[Given records]
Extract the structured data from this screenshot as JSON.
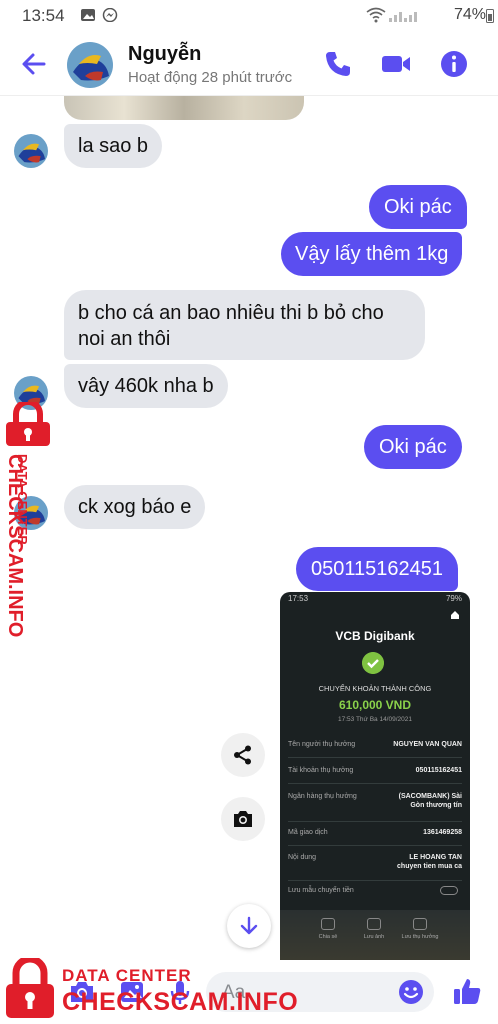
{
  "status_bar": {
    "time": "13:54",
    "battery": "74%"
  },
  "header": {
    "name": "Nguyễn",
    "active_status": "Hoạt động 28 phút trước"
  },
  "messages": [
    {
      "side": "in",
      "text": "la sao b"
    },
    {
      "side": "out",
      "text": "Oki pác"
    },
    {
      "side": "out",
      "text": "Vậy lấy thêm 1kg"
    },
    {
      "side": "in",
      "text_line1": "b cho cá an bao nhiêu thi b bỏ cho",
      "text_line2": "noi an thôi"
    },
    {
      "side": "in",
      "text": "vây 460k nha b"
    },
    {
      "side": "out",
      "text": "Oki  pác"
    },
    {
      "side": "in",
      "text": "ck xog báo e"
    },
    {
      "side": "out",
      "text": "050115162451"
    }
  ],
  "receipt": {
    "status_time": "17:53",
    "status_battery": "79%",
    "brand": "VCB Digibank",
    "result": "CHUYỂN KHOẢN THÀNH CÔNG",
    "amount": "610,000 VND",
    "datetime": "17:53 Thứ Ba 14/09/2021",
    "rows": [
      {
        "label": "Tên người thụ hưởng",
        "value": "NGUYEN VAN QUAN"
      },
      {
        "label": "Tài khoản thụ hưởng",
        "value": "050115162451"
      },
      {
        "label": "Ngân hàng thụ hưởng",
        "value": "(SACOMBANK) Sài",
        "value2": "Gòn thương tín"
      },
      {
        "label": "Mã giao dịch",
        "value": "1361469258"
      },
      {
        "label": "Nội dung",
        "value": "LE HOANG TAN",
        "value2": "chuyen tien mua ca"
      },
      {
        "label": "Lưu mẫu chuyển tiền",
        "value": ""
      }
    ],
    "footer": [
      "Chia sẻ",
      "Lưu ảnh",
      "Lưu thụ hưởng"
    ]
  },
  "composer": {
    "placeholder": "Aa"
  },
  "watermark": {
    "line1": "DATA CENTER",
    "line2": "CHECKSCAM.INFO"
  },
  "colors": {
    "accent": "#5b4ef0",
    "incoming": "#e4e6eb",
    "watermark": "#e01e2a",
    "receipt_green": "#8ad24a"
  }
}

[Goal of the exercise]
From the listing above, collect every line that mentions the word "label".

[Solution]
        "label": "Tên người thụ hưởng",
        "label": "Tài khoản thụ hưởng",
        "label": "Ngân hàng thụ hưởng",
        "label": "Mã giao dịch",
        "label": "Nội dung",
        "label": "Lưu mẫu chuyển tiền",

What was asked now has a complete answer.